## Start Exercise input

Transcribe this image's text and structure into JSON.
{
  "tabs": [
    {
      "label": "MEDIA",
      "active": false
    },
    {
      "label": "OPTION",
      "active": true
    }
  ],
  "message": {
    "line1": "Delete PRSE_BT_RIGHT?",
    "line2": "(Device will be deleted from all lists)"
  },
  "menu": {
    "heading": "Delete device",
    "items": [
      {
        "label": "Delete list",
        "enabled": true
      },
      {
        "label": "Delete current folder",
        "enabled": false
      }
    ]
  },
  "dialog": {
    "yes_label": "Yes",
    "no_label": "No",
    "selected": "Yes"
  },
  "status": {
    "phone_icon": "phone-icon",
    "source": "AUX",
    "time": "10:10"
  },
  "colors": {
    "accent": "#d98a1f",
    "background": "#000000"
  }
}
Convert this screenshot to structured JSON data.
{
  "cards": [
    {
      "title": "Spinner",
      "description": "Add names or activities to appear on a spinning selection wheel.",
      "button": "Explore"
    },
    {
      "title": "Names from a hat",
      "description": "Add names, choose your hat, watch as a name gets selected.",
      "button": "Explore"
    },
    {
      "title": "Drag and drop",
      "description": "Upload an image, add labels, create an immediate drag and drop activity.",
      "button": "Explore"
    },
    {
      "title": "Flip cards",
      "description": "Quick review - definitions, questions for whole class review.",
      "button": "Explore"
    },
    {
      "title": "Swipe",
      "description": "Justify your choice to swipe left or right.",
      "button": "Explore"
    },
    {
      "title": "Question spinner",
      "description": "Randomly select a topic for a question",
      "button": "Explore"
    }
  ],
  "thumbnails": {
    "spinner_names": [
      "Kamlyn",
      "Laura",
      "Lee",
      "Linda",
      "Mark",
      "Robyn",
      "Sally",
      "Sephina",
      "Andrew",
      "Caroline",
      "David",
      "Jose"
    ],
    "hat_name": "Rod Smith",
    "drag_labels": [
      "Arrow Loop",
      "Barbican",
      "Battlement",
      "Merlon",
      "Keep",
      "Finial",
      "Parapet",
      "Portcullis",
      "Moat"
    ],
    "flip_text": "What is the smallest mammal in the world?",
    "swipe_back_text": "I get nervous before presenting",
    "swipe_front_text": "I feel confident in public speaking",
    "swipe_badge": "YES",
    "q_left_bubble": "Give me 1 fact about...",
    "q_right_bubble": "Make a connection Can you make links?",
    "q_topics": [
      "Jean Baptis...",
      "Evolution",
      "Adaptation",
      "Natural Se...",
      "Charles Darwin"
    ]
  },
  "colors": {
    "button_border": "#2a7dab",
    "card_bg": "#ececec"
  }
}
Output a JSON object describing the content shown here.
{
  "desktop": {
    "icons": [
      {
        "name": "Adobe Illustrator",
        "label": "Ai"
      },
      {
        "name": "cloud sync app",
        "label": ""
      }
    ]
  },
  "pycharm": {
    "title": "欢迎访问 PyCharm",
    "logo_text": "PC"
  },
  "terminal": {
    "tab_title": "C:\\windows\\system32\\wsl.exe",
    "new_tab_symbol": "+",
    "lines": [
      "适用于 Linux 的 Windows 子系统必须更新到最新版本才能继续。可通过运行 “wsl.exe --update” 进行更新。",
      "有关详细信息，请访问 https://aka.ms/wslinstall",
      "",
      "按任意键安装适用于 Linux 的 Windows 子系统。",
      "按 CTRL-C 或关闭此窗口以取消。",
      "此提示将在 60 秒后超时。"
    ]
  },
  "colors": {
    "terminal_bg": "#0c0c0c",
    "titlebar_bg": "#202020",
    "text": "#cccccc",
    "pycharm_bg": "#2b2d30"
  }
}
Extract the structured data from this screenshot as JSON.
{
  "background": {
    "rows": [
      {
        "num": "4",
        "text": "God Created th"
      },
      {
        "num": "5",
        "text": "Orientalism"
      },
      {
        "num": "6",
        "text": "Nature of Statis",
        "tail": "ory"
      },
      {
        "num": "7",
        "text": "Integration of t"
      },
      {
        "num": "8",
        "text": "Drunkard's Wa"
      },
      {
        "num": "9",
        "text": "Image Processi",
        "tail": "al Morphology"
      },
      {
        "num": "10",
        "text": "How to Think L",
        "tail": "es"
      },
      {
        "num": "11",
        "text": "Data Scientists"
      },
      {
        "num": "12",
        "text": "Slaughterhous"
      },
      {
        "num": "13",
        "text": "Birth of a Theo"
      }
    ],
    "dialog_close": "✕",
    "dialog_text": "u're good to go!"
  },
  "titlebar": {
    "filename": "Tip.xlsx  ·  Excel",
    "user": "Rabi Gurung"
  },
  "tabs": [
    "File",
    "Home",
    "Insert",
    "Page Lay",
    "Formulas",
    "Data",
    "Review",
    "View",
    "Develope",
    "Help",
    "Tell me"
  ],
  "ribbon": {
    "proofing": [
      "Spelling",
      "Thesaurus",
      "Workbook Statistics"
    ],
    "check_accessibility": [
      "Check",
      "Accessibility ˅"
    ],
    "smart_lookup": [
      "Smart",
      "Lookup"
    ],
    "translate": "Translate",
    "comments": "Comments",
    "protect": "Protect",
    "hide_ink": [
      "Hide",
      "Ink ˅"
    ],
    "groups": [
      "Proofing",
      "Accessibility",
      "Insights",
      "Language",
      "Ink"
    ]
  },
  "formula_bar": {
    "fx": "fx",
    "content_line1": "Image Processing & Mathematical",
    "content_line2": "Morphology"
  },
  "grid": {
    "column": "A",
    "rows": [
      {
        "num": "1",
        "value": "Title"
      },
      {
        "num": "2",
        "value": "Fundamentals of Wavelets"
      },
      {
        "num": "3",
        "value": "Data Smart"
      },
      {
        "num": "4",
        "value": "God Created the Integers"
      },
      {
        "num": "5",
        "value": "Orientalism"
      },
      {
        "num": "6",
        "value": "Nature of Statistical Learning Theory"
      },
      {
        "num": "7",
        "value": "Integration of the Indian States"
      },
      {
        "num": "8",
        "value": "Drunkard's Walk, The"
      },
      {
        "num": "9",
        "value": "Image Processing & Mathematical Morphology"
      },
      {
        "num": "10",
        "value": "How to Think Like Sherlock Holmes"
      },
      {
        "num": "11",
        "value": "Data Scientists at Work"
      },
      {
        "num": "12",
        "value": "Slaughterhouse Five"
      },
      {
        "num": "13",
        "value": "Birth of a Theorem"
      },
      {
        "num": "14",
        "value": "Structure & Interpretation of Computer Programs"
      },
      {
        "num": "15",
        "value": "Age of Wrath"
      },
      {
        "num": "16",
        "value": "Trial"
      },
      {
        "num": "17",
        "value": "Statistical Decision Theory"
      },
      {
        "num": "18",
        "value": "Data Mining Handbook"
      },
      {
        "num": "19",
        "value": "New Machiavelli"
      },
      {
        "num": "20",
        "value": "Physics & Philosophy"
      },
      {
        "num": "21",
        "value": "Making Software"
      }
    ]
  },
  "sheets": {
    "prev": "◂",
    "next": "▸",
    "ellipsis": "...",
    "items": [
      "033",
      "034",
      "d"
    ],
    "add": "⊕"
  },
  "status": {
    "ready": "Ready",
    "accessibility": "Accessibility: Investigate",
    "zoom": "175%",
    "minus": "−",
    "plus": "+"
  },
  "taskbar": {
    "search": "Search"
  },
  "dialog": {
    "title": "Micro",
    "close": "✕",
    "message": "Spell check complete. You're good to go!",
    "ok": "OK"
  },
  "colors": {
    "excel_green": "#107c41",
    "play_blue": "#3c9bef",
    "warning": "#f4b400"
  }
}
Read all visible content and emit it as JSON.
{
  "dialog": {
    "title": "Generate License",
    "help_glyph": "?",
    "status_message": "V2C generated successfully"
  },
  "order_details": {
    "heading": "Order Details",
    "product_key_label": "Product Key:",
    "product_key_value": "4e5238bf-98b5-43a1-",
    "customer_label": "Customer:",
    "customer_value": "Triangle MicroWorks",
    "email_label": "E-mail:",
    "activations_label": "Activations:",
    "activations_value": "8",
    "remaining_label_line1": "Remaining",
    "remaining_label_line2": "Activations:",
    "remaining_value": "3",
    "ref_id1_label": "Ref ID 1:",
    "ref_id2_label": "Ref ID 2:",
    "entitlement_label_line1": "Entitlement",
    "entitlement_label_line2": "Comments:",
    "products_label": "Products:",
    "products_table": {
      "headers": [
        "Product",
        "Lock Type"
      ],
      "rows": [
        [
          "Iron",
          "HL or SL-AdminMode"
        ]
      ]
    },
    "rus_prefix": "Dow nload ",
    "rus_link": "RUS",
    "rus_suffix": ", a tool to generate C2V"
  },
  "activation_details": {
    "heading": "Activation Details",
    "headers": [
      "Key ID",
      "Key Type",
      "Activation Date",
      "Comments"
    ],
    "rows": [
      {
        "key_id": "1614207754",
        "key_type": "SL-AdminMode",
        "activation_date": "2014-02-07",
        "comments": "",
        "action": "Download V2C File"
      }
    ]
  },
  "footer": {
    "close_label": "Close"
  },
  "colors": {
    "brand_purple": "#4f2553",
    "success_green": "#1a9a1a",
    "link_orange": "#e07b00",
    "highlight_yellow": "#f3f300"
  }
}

## End Exercise input

**Stated exercise**: Give only the number of lines in the material above that hold the word "good".

**Full output**: 2